Items from a data source:
+++

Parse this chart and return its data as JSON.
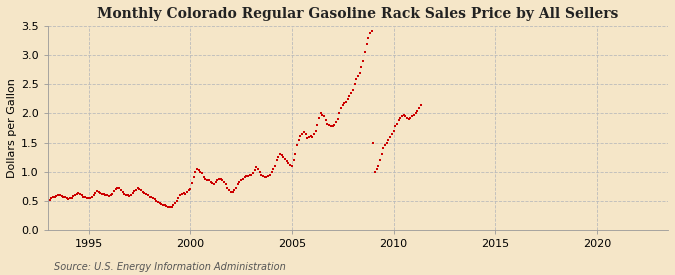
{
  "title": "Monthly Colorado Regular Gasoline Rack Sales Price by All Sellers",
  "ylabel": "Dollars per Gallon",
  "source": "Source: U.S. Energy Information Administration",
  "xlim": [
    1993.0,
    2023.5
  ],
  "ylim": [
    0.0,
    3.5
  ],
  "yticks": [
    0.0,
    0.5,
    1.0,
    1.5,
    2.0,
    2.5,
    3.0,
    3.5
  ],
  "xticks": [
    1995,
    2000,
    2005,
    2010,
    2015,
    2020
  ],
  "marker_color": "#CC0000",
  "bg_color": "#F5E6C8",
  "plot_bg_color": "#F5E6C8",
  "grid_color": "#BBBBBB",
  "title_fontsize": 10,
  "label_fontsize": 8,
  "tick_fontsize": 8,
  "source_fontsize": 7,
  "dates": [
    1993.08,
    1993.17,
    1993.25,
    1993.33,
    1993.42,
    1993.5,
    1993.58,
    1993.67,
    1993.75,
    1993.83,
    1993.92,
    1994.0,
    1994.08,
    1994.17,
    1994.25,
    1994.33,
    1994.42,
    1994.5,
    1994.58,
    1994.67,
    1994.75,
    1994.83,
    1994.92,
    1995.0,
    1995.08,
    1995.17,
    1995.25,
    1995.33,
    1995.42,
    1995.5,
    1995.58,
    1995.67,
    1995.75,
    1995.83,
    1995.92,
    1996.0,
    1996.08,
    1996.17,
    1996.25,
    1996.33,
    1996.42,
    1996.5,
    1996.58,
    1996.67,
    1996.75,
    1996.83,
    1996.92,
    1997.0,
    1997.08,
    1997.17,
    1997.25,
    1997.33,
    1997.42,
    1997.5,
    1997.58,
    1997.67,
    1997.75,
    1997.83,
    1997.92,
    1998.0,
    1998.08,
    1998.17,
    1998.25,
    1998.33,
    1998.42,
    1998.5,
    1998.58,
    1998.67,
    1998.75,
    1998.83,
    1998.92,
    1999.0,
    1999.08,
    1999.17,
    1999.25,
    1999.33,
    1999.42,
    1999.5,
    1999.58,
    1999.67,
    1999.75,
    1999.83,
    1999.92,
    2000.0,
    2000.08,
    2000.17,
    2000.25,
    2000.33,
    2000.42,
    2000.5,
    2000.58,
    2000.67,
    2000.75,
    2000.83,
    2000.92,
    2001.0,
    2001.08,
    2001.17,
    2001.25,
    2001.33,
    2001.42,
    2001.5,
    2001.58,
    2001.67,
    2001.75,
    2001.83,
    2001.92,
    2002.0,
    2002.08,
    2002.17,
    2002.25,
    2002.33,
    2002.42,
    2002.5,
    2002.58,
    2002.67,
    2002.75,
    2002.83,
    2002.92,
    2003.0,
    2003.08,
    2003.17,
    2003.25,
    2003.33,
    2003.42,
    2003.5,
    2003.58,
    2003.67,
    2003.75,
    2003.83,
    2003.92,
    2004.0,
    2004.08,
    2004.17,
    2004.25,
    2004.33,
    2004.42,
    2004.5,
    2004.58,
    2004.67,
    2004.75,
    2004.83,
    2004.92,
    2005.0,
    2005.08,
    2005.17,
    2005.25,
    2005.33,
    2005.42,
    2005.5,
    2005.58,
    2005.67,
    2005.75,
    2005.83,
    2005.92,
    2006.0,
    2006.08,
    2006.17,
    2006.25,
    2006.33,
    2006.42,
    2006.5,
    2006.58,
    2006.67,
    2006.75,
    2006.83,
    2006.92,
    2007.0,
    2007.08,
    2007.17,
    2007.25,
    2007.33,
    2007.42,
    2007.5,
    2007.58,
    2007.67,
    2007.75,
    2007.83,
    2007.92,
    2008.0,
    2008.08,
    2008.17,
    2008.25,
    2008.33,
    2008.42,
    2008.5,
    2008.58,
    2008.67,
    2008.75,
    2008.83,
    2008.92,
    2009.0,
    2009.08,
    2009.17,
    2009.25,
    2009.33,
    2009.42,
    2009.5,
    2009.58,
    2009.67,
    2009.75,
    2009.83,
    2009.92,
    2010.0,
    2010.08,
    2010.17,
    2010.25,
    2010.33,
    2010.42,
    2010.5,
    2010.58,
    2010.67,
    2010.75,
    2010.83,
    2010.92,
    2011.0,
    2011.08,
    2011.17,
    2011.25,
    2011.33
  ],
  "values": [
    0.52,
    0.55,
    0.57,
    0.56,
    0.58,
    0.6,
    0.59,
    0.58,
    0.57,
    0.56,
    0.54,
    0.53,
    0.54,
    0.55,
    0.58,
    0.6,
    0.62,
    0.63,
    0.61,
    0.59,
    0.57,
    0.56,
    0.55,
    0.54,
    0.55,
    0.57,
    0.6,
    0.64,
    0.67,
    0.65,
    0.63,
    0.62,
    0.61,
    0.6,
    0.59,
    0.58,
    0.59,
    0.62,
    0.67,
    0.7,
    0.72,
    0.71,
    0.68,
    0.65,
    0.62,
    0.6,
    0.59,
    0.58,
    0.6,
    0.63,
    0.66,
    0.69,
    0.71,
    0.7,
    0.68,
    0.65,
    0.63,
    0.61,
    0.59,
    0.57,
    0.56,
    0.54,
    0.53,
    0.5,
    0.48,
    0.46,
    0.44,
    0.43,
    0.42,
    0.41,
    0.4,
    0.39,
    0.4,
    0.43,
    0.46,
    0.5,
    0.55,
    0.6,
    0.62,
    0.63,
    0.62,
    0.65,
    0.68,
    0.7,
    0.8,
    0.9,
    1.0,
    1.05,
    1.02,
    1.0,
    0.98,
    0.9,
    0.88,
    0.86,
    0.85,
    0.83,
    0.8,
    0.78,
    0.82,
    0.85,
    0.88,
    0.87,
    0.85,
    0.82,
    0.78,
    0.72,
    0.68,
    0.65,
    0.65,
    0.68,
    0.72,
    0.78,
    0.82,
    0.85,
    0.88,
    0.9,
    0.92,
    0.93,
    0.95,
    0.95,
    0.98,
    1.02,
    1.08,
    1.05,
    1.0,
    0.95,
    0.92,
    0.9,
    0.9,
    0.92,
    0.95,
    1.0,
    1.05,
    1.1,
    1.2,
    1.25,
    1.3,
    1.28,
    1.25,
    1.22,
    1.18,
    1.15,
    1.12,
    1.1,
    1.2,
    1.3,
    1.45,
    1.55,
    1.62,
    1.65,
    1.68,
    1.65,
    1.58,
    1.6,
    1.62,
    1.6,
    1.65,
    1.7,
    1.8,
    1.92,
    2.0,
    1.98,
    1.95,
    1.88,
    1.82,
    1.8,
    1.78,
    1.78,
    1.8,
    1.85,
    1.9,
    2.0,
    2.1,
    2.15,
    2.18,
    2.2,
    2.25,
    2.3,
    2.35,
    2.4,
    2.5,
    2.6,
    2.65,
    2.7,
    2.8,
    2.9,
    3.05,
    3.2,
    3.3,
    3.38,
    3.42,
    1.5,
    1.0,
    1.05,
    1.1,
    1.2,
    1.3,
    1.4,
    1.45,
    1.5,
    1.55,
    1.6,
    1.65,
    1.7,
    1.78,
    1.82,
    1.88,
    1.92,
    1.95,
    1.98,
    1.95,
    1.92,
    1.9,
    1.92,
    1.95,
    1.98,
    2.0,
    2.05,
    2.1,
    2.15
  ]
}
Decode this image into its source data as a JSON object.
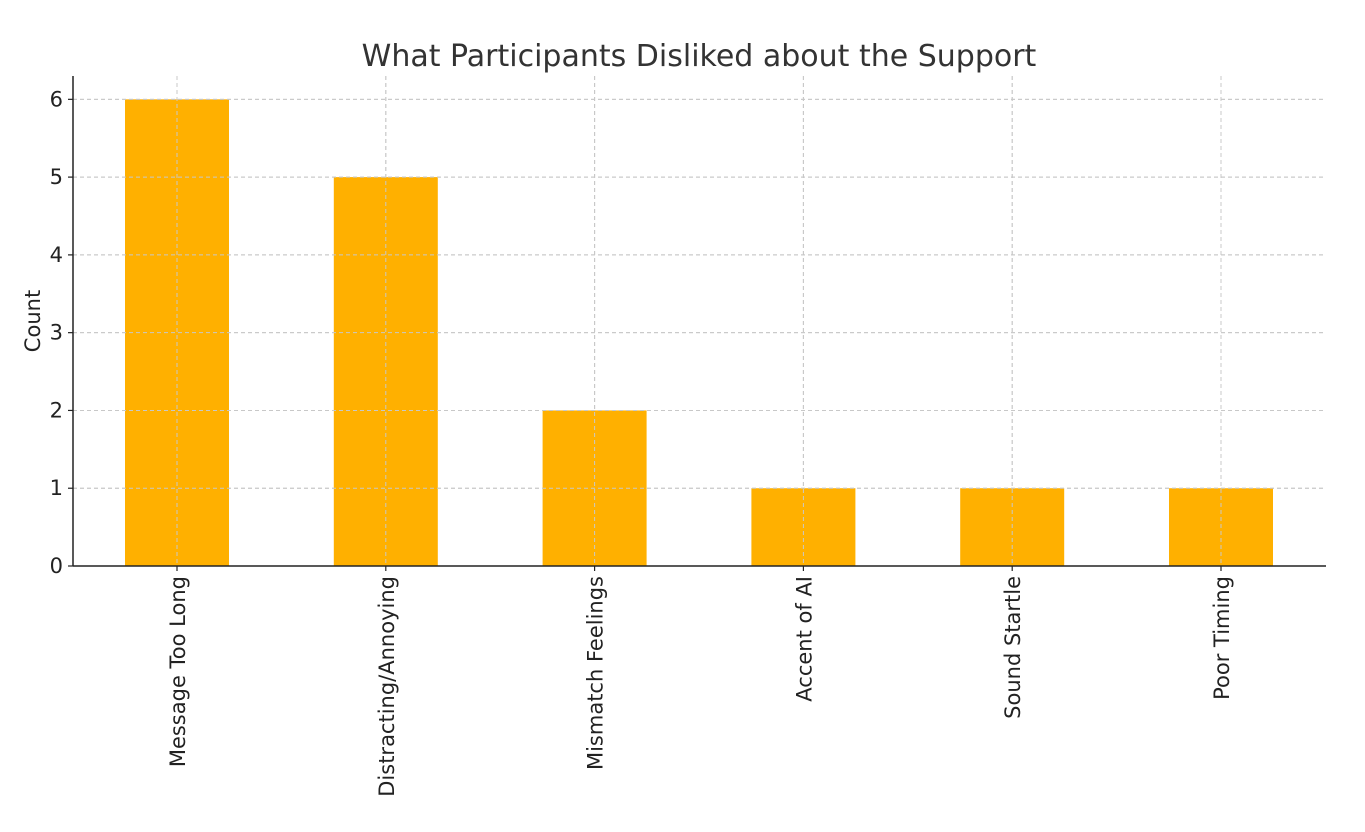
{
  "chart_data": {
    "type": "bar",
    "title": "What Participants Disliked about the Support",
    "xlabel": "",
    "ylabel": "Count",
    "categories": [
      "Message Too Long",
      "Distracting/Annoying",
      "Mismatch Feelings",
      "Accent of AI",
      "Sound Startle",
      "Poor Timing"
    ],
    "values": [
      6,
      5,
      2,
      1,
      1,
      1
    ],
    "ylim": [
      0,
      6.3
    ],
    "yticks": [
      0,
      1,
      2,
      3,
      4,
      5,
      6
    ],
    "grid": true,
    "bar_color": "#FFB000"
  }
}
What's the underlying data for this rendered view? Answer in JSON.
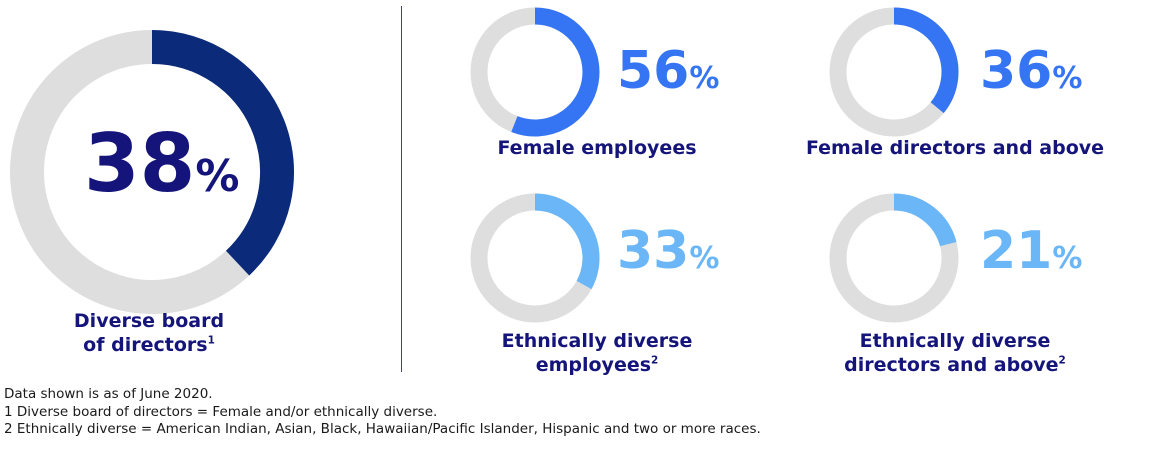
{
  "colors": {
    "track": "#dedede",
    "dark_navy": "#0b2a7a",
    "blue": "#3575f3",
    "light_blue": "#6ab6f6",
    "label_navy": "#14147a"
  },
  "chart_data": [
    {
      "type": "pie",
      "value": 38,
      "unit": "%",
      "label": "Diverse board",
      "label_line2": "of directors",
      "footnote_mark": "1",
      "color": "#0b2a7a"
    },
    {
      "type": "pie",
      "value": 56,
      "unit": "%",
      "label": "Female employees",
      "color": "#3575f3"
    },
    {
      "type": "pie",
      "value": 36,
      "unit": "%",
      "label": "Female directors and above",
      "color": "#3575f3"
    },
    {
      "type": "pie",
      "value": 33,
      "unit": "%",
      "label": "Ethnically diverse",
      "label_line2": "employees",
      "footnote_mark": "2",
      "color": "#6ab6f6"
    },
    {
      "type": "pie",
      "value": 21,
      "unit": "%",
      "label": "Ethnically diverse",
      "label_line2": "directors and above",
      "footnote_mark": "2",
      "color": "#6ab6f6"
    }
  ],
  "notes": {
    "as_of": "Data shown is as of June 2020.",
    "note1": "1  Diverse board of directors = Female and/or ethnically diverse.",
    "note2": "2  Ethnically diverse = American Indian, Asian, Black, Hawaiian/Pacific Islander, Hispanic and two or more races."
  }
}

+++

Work out how many lines in the records above contain the word "JSON", and reply with that number alone.

3